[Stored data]
* * * * *

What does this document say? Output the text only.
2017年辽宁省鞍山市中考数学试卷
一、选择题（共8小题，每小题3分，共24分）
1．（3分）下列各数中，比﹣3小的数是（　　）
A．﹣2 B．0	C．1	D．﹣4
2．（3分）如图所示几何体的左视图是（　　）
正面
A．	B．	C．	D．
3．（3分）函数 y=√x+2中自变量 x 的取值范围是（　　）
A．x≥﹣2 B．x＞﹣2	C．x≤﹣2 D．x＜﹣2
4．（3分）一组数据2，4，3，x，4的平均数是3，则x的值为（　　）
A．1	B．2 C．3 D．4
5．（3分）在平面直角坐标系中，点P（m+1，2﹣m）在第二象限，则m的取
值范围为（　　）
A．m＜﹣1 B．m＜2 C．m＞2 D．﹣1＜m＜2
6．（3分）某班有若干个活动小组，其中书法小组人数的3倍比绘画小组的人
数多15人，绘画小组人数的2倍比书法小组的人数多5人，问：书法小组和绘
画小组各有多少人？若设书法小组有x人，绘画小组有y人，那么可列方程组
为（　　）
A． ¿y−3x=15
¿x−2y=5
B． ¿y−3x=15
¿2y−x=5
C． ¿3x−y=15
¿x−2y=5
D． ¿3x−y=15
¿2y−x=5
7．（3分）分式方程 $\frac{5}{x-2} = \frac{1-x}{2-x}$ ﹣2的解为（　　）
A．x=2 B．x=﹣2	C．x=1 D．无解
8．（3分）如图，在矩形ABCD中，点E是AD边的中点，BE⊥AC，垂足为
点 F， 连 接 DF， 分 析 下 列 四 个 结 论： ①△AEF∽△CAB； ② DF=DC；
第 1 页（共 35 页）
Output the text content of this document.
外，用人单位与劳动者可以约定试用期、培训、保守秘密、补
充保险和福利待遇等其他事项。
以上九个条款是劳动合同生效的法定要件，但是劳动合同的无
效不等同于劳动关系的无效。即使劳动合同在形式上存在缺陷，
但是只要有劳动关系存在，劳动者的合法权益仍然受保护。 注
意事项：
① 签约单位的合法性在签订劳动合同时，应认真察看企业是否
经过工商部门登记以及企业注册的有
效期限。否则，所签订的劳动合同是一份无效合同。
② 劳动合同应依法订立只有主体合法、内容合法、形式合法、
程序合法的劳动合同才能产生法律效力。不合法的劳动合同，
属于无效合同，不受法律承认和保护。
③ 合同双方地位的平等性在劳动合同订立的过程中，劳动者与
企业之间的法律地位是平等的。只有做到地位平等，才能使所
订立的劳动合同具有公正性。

* * * * *

> **AIM**
Your task is to retype all the records above with nothing left out.

> **TASK ANSWER**
What does this document say? Output the text only.
2017年辽宁省鞍山市中考数学试卷
一、选择题（共8小题，每小题3分，共24分）
1．（3分）下列各数中，比﹣3小的数是（　　）
A．﹣2 B．0	C．1	D．﹣4
2．（3分）如图所示几何体的左视图是（　　）
正面
A．	B．	C．	D．
3．（3分）函数 y=√x+2中自变量 x 的取值范围是（　　）
A．x≥﹣2 B．x＞﹣2	C．x≤﹣2 D．x＜﹣2
4．（3分）一组数据2，4，3，x，4的平均数是3，则x的值为（　　）
A．1	B．2 C．3 D．4
5．（3分）在平面直角坐标系中，点P（m+1，2﹣m）在第二象限，则m的取
值范围为（　　）
A．m＜﹣1 B．m＜2 C．m＞2 D．﹣1＜m＜2
6．（3分）某班有若干个活动小组，其中书法小组人数的3倍比绘画小组的人
数多15人，绘画小组人数的2倍比书法小组的人数多5人，问：书法小组和绘
画小组各有多少人？若设书法小组有x人，绘画小组有y人，那么可列方程组
为（　　）
A． ¿y−3x=15
¿x−2y=5
B． ¿y−3x=15
¿2y−x=5
C． ¿3x−y=15
¿x−2y=5
D． ¿3x−y=15
¿2y−x=5
7．（3分）分式方程 $\frac{5}{x-2} = \frac{1-x}{2-x}$ ﹣2的解为（　　）
A．x=2 B．x=﹣2	C．x=1 D．无解
8．（3分）如图，在矩形ABCD中，点E是AD边的中点，BE⊥AC，垂足为
点 F， 连 接 DF， 分 析 下 列 四 个 结 论： ①△AEF∽△CAB； ② DF=DC；
第 1 页（共 35 页）
Output the text content of this document.
外，用人单位与劳动者可以约定试用期、培训、保守秘密、补
充保险和福利待遇等其他事项。
以上九个条款是劳动合同生效的法定要件，但是劳动合同的无
效不等同于劳动关系的无效。即使劳动合同在形式上存在缺陷，
但是只要有劳动关系存在，劳动者的合法权益仍然受保护。 注
意事项：
① 签约单位的合法性在签订劳动合同时，应认真察看企业是否
经过工商部门登记以及企业注册的有
效期限。否则，所签订的劳动合同是一份无效合同。
② 劳动合同应依法订立只有主体合法、内容合法、形式合法、
程序合法的劳动合同才能产生法律效力。不合法的劳动合同，
属于无效合同，不受法律承认和保护。
③ 合同双方地位的平等性在劳动合同订立的过程中，劳动者与
企业之间的法律地位是平等的。只有做到地位平等，才能使所
订立的劳动合同具有公正性。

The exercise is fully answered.